**Written exercise**
Reproduce the listing below without changes, except that pictures are left out.

[Entries from a dataset]

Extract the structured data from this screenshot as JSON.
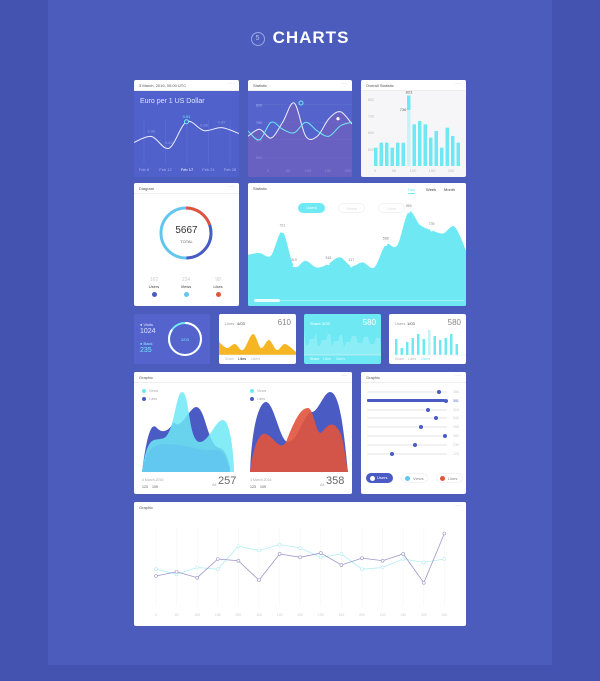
{
  "header": {
    "section_number": "5",
    "title": "CHARTS"
  },
  "cards": {
    "euro": {
      "header": "3 March, 2016, 00:00 UTC",
      "title": "Euro per 1 US Dollar",
      "highlight": "0.91"
    },
    "stat1": {
      "header": "Statistic"
    },
    "overall": {
      "header": "Overall Statistic",
      "labels": [
        "823",
        "736"
      ]
    },
    "diagram": {
      "header": "Diagram",
      "total": "5667",
      "total_label": "TOTAL",
      "legend": [
        {
          "value": "162",
          "label": "Users",
          "color": "#4a5bc4"
        },
        {
          "value": "234",
          "label": "Views",
          "color": "#62c6ee"
        },
        {
          "value": "98",
          "label": "Likes",
          "color": "#e2533c"
        }
      ]
    },
    "stat2": {
      "header": "Statistic",
      "tabs": [
        "Day",
        "Week",
        "Month"
      ],
      "active_tab": "Day",
      "toggles": [
        "Users",
        "Views",
        "Likes"
      ],
      "active_toggle": "Users"
    },
    "visits": {
      "visits_label": "Visits",
      "visits": "1024",
      "back_label": "Back",
      "back": "235",
      "ring_label": "2/03",
      "progress": 0.85
    },
    "likes": {
      "label": "Likes",
      "sub": "4/03",
      "value": "610",
      "tabs": [
        "Share",
        "Likes",
        "Users"
      ],
      "active": "Likes"
    },
    "share": {
      "label": "Share",
      "sub": "3/03",
      "value": "580",
      "tabs": [
        "Share",
        "Likes",
        "Users"
      ],
      "active": "Share"
    },
    "users": {
      "label": "Users",
      "sub": "1/03",
      "value": "580",
      "tabs": [
        "Share",
        "Likes",
        "Users"
      ],
      "active": "Users"
    },
    "graphic1": {
      "header": "Graphic",
      "left": {
        "legend": [
          "Views",
          "Likes"
        ],
        "date": "4 March,2016",
        "stats": [
          "123",
          "109"
        ],
        "total_label": "All",
        "total": "257"
      },
      "right": {
        "legend": [
          "Views",
          "Likes"
        ],
        "date": "4 March,2016",
        "stats": [
          "123",
          "109"
        ],
        "total_label": "All",
        "total": "358"
      }
    },
    "graphic2": {
      "header": "Graphic",
      "buttons": [
        "Users",
        "Views",
        "Likes"
      ]
    },
    "graphic3": {
      "header": "Graphic"
    }
  },
  "colors": {
    "bg": "#4553b0",
    "panel": "#4b5cbd",
    "blue": "#4a5bc4",
    "cyan": "#6ee9f4",
    "light_blue": "#62c6ee",
    "red": "#e2533c",
    "yellow": "#f6b623"
  },
  "chart_data": [
    {
      "id": "euro",
      "type": "line",
      "categories": [
        "Feb 8",
        "Feb 12",
        "Feb 17",
        "Feb 21",
        "Feb 28"
      ],
      "values": [
        0.84,
        0.86,
        0.82,
        0.91,
        0.88,
        0.89,
        0.87
      ],
      "point_labels": [
        "0.86",
        "0.82",
        "0.91",
        "0.88",
        "0.89"
      ]
    },
    {
      "id": "stat1",
      "type": "line",
      "x_ticks": [
        "0",
        "50",
        "100",
        "150",
        "200"
      ],
      "y_ticks": [
        "800",
        "700",
        "600",
        "500"
      ],
      "ylim": [
        450,
        850
      ],
      "series": [
        {
          "values": [
            620,
            660,
            610,
            700,
            810,
            620,
            620,
            720,
            760,
            690
          ]
        },
        {
          "values": [
            650,
            600,
            700,
            660,
            640,
            700,
            650,
            620,
            680,
            700
          ]
        }
      ]
    },
    {
      "id": "overall",
      "type": "bar",
      "x_ticks": [
        "0",
        "50",
        "100",
        "150",
        "200"
      ],
      "y_ticks": [
        "800",
        "700",
        "600",
        "500"
      ],
      "ylim": [
        400,
        850
      ],
      "values": [
        510,
        540,
        540,
        510,
        540,
        540,
        823,
        650,
        670,
        650,
        570,
        610,
        510,
        630,
        580,
        540
      ]
    },
    {
      "id": "stat2",
      "type": "area",
      "values": [
        450,
        470,
        440,
        721,
        319,
        380,
        300,
        343,
        420,
        317,
        360,
        300,
        568,
        560,
        955,
        800,
        739,
        700,
        780,
        500
      ],
      "point_labels": [
        "721",
        "319",
        "343",
        "317",
        "568",
        "955",
        "739"
      ]
    },
    {
      "id": "bars_list",
      "type": "bar",
      "orientation": "horizontal",
      "values": [
        356,
        391,
        304,
        340,
        268,
        389,
        235,
        123
      ],
      "max": 400
    },
    {
      "id": "graphic3",
      "type": "line",
      "x_ticks": [
        "0",
        "50",
        "100",
        "150",
        "200",
        "100",
        "150",
        "200",
        "100",
        "150",
        "200",
        "100",
        "150",
        "200",
        "100"
      ],
      "series": [
        {
          "values": [
            40,
            45,
            38,
            60,
            58,
            35,
            66,
            62,
            67,
            53,
            61,
            58,
            66,
            32,
            90
          ]
        },
        {
          "values": [
            48,
            42,
            50,
            48,
            75,
            70,
            77,
            73,
            62,
            66,
            48,
            50,
            60,
            56,
            60
          ]
        }
      ]
    }
  ]
}
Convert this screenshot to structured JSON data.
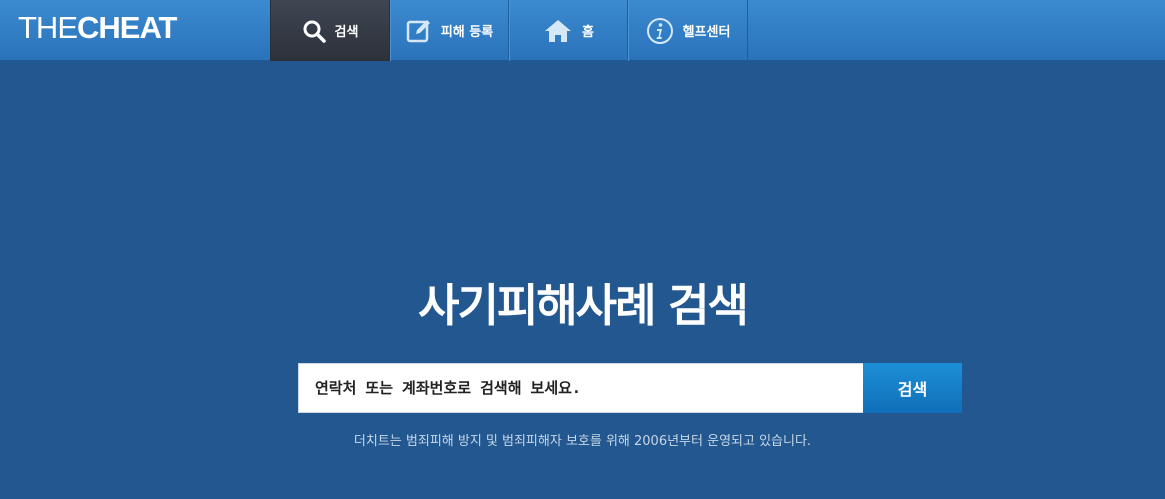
{
  "logo": {
    "part1": "THE",
    "part2": "CHEAT"
  },
  "nav": [
    {
      "label": "검색",
      "icon": "search-icon",
      "active": true
    },
    {
      "label": "피해 등록",
      "icon": "edit-icon",
      "active": false
    },
    {
      "label": "홈",
      "icon": "home-icon",
      "active": false
    },
    {
      "label": "헬프센터",
      "icon": "info-icon",
      "active": false
    }
  ],
  "hero": {
    "title": "사기피해사례 검색",
    "search_placeholder": "연락처 또는 계좌번호로 검색해 보세요.",
    "search_button": "검색",
    "subtext": "더치트는 범죄피해 방지 및 범죄피해자 보호를 위해 2006년부터 운영되고 있습니다."
  },
  "colors": {
    "background": "#23578f",
    "topbar": "#2a73bb",
    "nav_active": "#2c313a",
    "button": "#0f6fb8"
  }
}
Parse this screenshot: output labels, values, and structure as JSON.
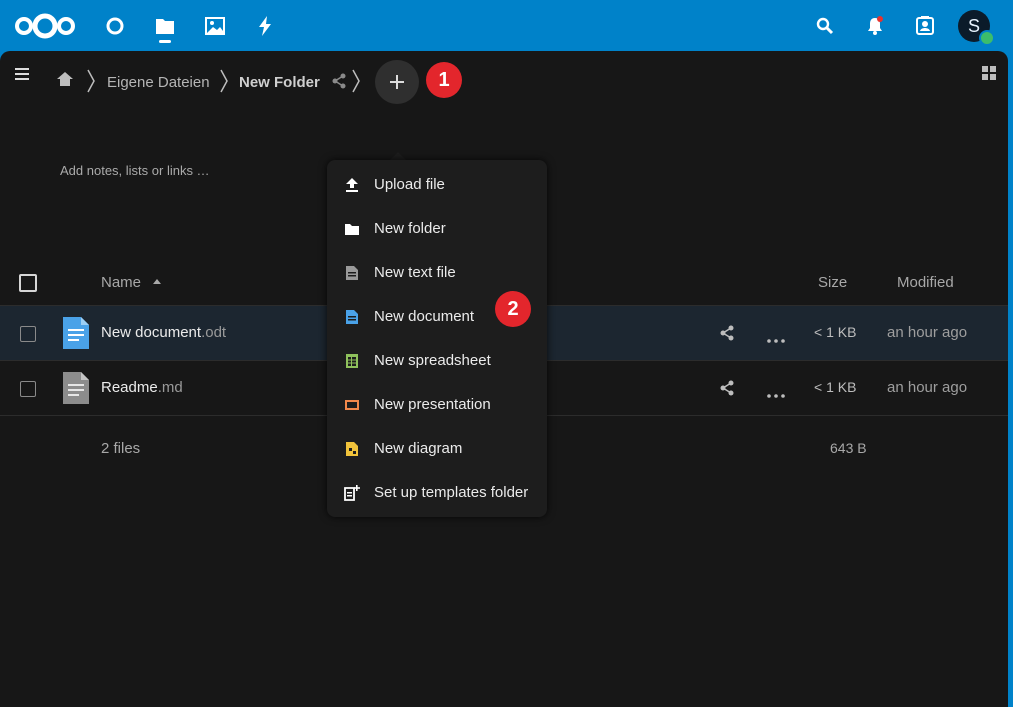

**Solution for this task**
Extract the structured data from this screenshot as JSON.
{
  "header": {
    "section_number": "5",
    "title": "CHARTS"
  },
  "cards": {
    "euro": {
      "header": "3 March, 2016, 00:00 UTC",
      "title": "Euro per 1 US Dollar",
      "highlight": "0.91"
    },
    "stat1": {
      "header": "Statistic"
    },
    "overall": {
      "header": "Overall Statistic",
      "labels": [
        "823",
        "736"
      ]
    },
    "diagram": {
      "header": "Diagram",
      "total": "5667",
      "total_label": "TOTAL",
      "legend": [
        {
          "value": "162",
          "label": "Users",
          "color": "#4a5bc4"
        },
        {
          "value": "234",
          "label": "Views",
          "color": "#62c6ee"
        },
        {
          "value": "98",
          "label": "Likes",
          "color": "#e2533c"
        }
      ]
    },
    "stat2": {
      "header": "Statistic",
      "tabs": [
        "Day",
        "Week",
        "Month"
      ],
      "active_tab": "Day",
      "toggles": [
        "Users",
        "Views",
        "Likes"
      ],
      "active_toggle": "Users"
    },
    "visits": {
      "visits_label": "Visits",
      "visits": "1024",
      "back_label": "Back",
      "back": "235",
      "ring_label": "2/03",
      "progress": 0.85
    },
    "likes": {
      "label": "Likes",
      "sub": "4/03",
      "value": "610",
      "tabs": [
        "Share",
        "Likes",
        "Users"
      ],
      "active": "Likes"
    },
    "share": {
      "label": "Share",
      "sub": "3/03",
      "value": "580",
      "tabs": [
        "Share",
        "Likes",
        "Users"
      ],
      "active": "Share"
    },
    "users": {
      "label": "Users",
      "sub": "1/03",
      "value": "580",
      "tabs": [
        "Share",
        "Likes",
        "Users"
      ],
      "active": "Users"
    },
    "graphic1": {
      "header": "Graphic",
      "left": {
        "legend": [
          "Views",
          "Likes"
        ],
        "date": "4 March,2016",
        "stats": [
          "123",
          "109"
        ],
        "total_label": "All",
        "total": "257"
      },
      "right": {
        "legend": [
          "Views",
          "Likes"
        ],
        "date": "4 March,2016",
        "stats": [
          "123",
          "109"
        ],
        "total_label": "All",
        "total": "358"
      }
    },
    "graphic2": {
      "header": "Graphic",
      "buttons": [
        "Users",
        "Views",
        "Likes"
      ]
    },
    "graphic3": {
      "header": "Graphic"
    }
  },
  "colors": {
    "bg": "#4553b0",
    "panel": "#4b5cbd",
    "blue": "#4a5bc4",
    "cyan": "#6ee9f4",
    "light_blue": "#62c6ee",
    "red": "#e2533c",
    "yellow": "#f6b623"
  },
  "chart_data": [
    {
      "id": "euro",
      "type": "line",
      "categories": [
        "Feb 8",
        "Feb 12",
        "Feb 17",
        "Feb 21",
        "Feb 28"
      ],
      "values": [
        0.84,
        0.86,
        0.82,
        0.91,
        0.88,
        0.89,
        0.87
      ],
      "point_labels": [
        "0.86",
        "0.82",
        "0.91",
        "0.88",
        "0.89"
      ]
    },
    {
      "id": "stat1",
      "type": "line",
      "x_ticks": [
        "0",
        "50",
        "100",
        "150",
        "200"
      ],
      "y_ticks": [
        "800",
        "700",
        "600",
        "500"
      ],
      "ylim": [
        450,
        850
      ],
      "series": [
        {
          "values": [
            620,
            660,
            610,
            700,
            810,
            620,
            620,
            720,
            760,
            690
          ]
        },
        {
          "values": [
            650,
            600,
            700,
            660,
            640,
            700,
            650,
            620,
            680,
            700
          ]
        }
      ]
    },
    {
      "id": "overall",
      "type": "bar",
      "x_ticks": [
        "0",
        "50",
        "100",
        "150",
        "200"
      ],
      "y_ticks": [
        "800",
        "700",
        "600",
        "500"
      ],
      "ylim": [
        400,
        850
      ],
      "values": [
        510,
        540,
        540,
        510,
        540,
        540,
        823,
        650,
        670,
        650,
        570,
        610,
        510,
        630,
        580,
        540
      ]
    },
    {
      "id": "stat2",
      "type": "area",
      "values": [
        450,
        470,
        440,
        721,
        319,
        380,
        300,
        343,
        420,
        317,
        360,
        300,
        568,
        560,
        955,
        800,
        739,
        700,
        780,
        500
      ],
      "point_labels": [
        "721",
        "319",
        "343",
        "317",
        "568",
        "955",
        "739"
      ]
    },
    {
      "id": "bars_list",
      "type": "bar",
      "orientation": "horizontal",
      "values": [
        356,
        391,
        304,
        340,
        268,
        389,
        235,
        123
      ],
      "max": 400
    },
    {
      "id": "graphic3",
      "type": "line",
      "x_ticks": [
        "0",
        "50",
        "100",
        "150",
        "200",
        "100",
        "150",
        "200",
        "100",
        "150",
        "200",
        "100",
        "150",
        "200",
        "100"
      ],
      "series": [
        {
          "values": [
            40,
            45,
            38,
            60,
            58,
            35,
            66,
            62,
            67,
            53,
            61,
            58,
            66,
            32,
            90
          ]
        },
        {
          "values": [
            48,
            42,
            50,
            48,
            75,
            70,
            77,
            73,
            62,
            66,
            48,
            50,
            60,
            56,
            60
          ]
        }
      ]
    }
  ]
}
Convert this screenshot to structured JSON data.
{
  "logo": {
    "part1": "THE",
    "part2": "CHEAT"
  },
  "nav": [
    {
      "label": "검색",
      "icon": "search-icon",
      "active": true
    },
    {
      "label": "피해 등록",
      "icon": "edit-icon",
      "active": false
    },
    {
      "label": "홈",
      "icon": "home-icon",
      "active": false
    },
    {
      "label": "헬프센터",
      "icon": "info-icon",
      "active": false
    }
  ],
  "hero": {
    "title": "사기피해사례 검색",
    "search_placeholder": "연락처 또는 계좌번호로 검색해 보세요.",
    "search_button": "검색",
    "subtext": "더치트는 범죄피해 방지 및 범죄피해자 보호를 위해 2006년부터 운영되고 있습니다."
  },
  "colors": {
    "background": "#23578f",
    "topbar": "#2a73bb",
    "nav_active": "#2c313a",
    "button": "#0f6fb8"
  }
}
Parse this screenshot: output labels, values, and structure as JSON.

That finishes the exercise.